◆ BRIEF
What follows is a set of records, each of which is to be written out exactly.
------------------------------------------------
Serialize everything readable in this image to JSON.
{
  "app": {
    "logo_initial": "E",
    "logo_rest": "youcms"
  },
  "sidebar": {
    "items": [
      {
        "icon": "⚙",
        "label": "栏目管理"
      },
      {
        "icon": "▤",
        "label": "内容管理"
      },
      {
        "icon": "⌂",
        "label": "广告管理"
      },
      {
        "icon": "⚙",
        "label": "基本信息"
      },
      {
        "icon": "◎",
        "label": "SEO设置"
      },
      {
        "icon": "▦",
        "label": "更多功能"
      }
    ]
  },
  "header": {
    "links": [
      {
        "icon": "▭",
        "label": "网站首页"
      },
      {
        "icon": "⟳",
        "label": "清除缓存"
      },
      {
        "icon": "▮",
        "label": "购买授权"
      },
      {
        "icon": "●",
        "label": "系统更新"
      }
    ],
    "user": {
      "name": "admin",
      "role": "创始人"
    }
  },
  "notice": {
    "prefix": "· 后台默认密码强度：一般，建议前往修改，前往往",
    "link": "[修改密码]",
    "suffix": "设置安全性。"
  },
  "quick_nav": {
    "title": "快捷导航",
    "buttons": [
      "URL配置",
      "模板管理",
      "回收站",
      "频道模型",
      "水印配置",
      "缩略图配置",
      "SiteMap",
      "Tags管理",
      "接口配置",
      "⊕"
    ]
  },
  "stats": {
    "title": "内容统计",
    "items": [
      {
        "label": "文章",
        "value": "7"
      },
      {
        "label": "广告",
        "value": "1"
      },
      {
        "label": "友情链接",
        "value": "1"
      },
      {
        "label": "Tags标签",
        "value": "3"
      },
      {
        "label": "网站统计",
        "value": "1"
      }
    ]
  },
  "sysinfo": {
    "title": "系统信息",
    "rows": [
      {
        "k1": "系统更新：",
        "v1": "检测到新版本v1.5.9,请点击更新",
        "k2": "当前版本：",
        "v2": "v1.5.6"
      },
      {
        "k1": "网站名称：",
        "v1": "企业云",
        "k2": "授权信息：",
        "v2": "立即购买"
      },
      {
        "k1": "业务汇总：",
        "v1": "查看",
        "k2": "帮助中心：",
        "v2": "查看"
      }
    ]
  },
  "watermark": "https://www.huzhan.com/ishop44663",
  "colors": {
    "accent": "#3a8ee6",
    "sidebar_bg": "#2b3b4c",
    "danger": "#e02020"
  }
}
------------------------------------------------
◆ RESULT OF THE TASK
Serialize everything readable in this image to JSON.
{
  "app": {
    "logo_initial": "E",
    "logo_rest": "youcms"
  },
  "sidebar": {
    "items": [
      {
        "icon": "⚙",
        "label": "栏目管理"
      },
      {
        "icon": "▤",
        "label": "内容管理"
      },
      {
        "icon": "⌂",
        "label": "广告管理"
      },
      {
        "icon": "⚙",
        "label": "基本信息"
      },
      {
        "icon": "◎",
        "label": "SEO设置"
      },
      {
        "icon": "▦",
        "label": "更多功能"
      }
    ]
  },
  "header": {
    "links": [
      {
        "icon": "▭",
        "label": "网站首页"
      },
      {
        "icon": "⟳",
        "label": "清除缓存"
      },
      {
        "icon": "▮",
        "label": "购买授权"
      },
      {
        "icon": "●",
        "label": "系统更新"
      }
    ],
    "user": {
      "name": "admin",
      "role": "创始人"
    }
  },
  "notice": {
    "prefix": "· 后台默认密码强度：一般，建议前往修改，前往往",
    "link": "[修改密码]",
    "suffix": "设置安全性。"
  },
  "quick_nav": {
    "title": "快捷导航",
    "buttons": [
      "URL配置",
      "模板管理",
      "回收站",
      "频道模型",
      "水印配置",
      "缩略图配置",
      "SiteMap",
      "Tags管理",
      "接口配置",
      "⊕"
    ]
  },
  "stats": {
    "title": "内容统计",
    "items": [
      {
        "label": "文章",
        "value": "7"
      },
      {
        "label": "广告",
        "value": "1"
      },
      {
        "label": "友情链接",
        "value": "1"
      },
      {
        "label": "Tags标签",
        "value": "3"
      },
      {
        "label": "网站统计",
        "value": "1"
      }
    ]
  },
  "sysinfo": {
    "title": "系统信息",
    "rows": [
      {
        "k1": "系统更新：",
        "v1": "检测到新版本v1.5.9,请点击更新",
        "k2": "当前版本：",
        "v2": "v1.5.6"
      },
      {
        "k1": "网站名称：",
        "v1": "企业云",
        "k2": "授权信息：",
        "v2": "立即购买"
      },
      {
        "k1": "业务汇总：",
        "v1": "查看",
        "k2": "帮助中心：",
        "v2": "查看"
      }
    ]
  },
  "watermark": "https://www.huzhan.com/ishop44663",
  "colors": {
    "accent": "#3a8ee6",
    "sidebar_bg": "#2b3b4c",
    "danger": "#e02020"
  }
}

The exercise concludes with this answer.